Required task: Your task is to copy each line that has the word "truck".

====== Data for this task

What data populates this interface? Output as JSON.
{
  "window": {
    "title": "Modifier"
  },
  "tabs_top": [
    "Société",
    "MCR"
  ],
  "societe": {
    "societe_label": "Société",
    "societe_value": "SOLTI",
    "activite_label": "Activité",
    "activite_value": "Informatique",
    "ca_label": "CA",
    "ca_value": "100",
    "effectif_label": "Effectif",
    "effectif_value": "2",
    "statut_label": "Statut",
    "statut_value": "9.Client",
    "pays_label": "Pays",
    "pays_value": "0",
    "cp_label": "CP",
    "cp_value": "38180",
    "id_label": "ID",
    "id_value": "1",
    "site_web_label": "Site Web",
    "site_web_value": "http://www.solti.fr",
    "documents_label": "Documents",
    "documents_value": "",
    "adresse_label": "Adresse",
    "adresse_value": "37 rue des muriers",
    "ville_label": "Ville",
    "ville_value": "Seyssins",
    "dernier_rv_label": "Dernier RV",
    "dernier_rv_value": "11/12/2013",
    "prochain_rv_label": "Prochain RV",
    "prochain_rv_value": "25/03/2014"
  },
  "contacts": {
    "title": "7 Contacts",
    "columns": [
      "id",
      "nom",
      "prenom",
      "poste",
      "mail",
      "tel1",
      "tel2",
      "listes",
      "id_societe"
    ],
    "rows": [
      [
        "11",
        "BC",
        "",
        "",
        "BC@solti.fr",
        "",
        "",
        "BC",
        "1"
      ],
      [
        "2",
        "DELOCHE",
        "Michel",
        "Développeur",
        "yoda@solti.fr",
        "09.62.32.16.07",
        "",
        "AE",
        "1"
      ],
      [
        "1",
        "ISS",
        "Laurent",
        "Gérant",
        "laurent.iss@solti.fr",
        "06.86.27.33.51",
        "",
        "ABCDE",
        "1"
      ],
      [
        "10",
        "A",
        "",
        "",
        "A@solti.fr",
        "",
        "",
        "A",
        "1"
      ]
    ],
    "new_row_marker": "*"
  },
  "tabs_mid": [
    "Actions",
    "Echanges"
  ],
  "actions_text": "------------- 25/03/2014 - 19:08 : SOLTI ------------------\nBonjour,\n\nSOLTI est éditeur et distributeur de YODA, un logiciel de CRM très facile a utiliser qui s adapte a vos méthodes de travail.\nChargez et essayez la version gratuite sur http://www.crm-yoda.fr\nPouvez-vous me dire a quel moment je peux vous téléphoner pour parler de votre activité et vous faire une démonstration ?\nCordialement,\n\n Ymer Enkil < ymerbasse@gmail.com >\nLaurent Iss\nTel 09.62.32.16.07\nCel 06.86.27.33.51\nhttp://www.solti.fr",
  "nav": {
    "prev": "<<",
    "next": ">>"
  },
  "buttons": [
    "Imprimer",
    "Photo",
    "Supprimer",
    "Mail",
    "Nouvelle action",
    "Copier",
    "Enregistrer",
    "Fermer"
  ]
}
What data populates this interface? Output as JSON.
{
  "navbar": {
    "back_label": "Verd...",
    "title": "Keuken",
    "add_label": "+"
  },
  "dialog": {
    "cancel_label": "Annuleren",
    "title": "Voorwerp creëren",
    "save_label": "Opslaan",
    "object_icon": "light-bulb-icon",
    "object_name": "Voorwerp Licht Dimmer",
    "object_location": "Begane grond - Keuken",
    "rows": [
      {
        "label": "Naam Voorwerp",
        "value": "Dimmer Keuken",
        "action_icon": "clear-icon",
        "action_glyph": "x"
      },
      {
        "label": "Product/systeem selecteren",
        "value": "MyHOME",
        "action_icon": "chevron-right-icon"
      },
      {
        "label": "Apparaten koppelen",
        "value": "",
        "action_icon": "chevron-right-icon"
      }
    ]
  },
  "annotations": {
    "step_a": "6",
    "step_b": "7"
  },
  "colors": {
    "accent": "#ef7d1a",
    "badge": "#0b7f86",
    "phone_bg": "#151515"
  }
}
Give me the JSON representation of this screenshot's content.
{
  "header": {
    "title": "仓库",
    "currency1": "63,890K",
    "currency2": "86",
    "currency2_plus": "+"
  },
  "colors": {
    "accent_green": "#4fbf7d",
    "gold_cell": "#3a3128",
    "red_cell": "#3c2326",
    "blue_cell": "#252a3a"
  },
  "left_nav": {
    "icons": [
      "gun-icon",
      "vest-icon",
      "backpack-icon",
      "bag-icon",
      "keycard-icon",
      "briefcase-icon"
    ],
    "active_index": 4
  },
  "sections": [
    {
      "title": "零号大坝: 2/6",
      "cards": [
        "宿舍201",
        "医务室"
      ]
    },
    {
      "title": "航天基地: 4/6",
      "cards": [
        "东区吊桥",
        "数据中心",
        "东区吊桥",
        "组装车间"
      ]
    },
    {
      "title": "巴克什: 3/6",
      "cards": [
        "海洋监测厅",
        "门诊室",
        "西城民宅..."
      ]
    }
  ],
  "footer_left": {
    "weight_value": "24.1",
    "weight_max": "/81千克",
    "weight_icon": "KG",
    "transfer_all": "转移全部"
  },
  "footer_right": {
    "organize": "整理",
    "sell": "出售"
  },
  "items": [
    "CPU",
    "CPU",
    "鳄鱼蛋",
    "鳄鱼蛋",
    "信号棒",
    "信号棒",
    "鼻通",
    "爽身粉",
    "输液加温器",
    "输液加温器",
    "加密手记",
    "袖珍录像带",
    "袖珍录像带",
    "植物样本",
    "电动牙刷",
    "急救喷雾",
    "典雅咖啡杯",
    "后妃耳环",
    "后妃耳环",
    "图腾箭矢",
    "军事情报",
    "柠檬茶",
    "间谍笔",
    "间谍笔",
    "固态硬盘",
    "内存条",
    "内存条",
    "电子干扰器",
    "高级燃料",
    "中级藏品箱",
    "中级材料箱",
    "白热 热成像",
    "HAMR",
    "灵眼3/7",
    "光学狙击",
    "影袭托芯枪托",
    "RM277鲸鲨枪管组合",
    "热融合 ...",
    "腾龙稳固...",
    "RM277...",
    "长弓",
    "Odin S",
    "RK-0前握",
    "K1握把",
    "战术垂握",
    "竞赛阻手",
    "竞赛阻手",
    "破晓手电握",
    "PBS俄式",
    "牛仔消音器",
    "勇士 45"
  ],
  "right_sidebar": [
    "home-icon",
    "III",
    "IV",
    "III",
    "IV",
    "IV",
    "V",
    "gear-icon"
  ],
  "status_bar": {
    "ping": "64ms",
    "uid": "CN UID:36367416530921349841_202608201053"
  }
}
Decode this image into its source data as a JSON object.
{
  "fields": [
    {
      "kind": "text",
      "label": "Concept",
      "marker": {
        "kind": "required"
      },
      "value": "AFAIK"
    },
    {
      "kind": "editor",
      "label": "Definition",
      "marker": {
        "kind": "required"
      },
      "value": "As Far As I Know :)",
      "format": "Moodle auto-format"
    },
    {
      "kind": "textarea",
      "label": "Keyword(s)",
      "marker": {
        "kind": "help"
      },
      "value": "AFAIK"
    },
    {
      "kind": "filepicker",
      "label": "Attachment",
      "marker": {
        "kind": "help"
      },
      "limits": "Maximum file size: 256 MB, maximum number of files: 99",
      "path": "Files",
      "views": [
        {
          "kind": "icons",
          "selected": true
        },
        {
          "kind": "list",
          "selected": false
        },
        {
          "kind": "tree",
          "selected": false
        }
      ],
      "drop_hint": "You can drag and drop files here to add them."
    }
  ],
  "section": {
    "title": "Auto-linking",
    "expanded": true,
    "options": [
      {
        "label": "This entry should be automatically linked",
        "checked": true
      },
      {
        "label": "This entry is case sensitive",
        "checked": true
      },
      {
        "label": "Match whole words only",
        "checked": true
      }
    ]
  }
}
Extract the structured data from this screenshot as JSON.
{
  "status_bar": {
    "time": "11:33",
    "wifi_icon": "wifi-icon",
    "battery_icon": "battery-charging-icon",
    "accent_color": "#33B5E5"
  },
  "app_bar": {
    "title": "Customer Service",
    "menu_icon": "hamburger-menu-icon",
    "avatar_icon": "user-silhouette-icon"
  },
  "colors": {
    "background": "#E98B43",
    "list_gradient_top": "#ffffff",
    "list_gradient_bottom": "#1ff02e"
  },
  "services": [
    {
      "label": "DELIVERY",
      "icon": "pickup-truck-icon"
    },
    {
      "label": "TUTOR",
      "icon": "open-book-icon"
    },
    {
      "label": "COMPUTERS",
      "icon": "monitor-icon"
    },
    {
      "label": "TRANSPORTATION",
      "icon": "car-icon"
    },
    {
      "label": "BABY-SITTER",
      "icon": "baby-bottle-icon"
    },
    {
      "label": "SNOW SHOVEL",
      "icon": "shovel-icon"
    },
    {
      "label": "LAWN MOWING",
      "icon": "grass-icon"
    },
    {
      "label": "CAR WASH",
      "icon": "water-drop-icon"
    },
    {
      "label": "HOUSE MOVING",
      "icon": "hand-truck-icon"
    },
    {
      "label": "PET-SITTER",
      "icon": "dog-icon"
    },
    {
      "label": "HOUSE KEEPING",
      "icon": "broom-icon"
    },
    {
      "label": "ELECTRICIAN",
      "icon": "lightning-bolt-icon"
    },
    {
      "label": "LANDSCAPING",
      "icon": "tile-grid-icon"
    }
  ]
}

============

Response below:
      "icon": "pickup-truck-icon"
      "icon": "hand-truck-icon"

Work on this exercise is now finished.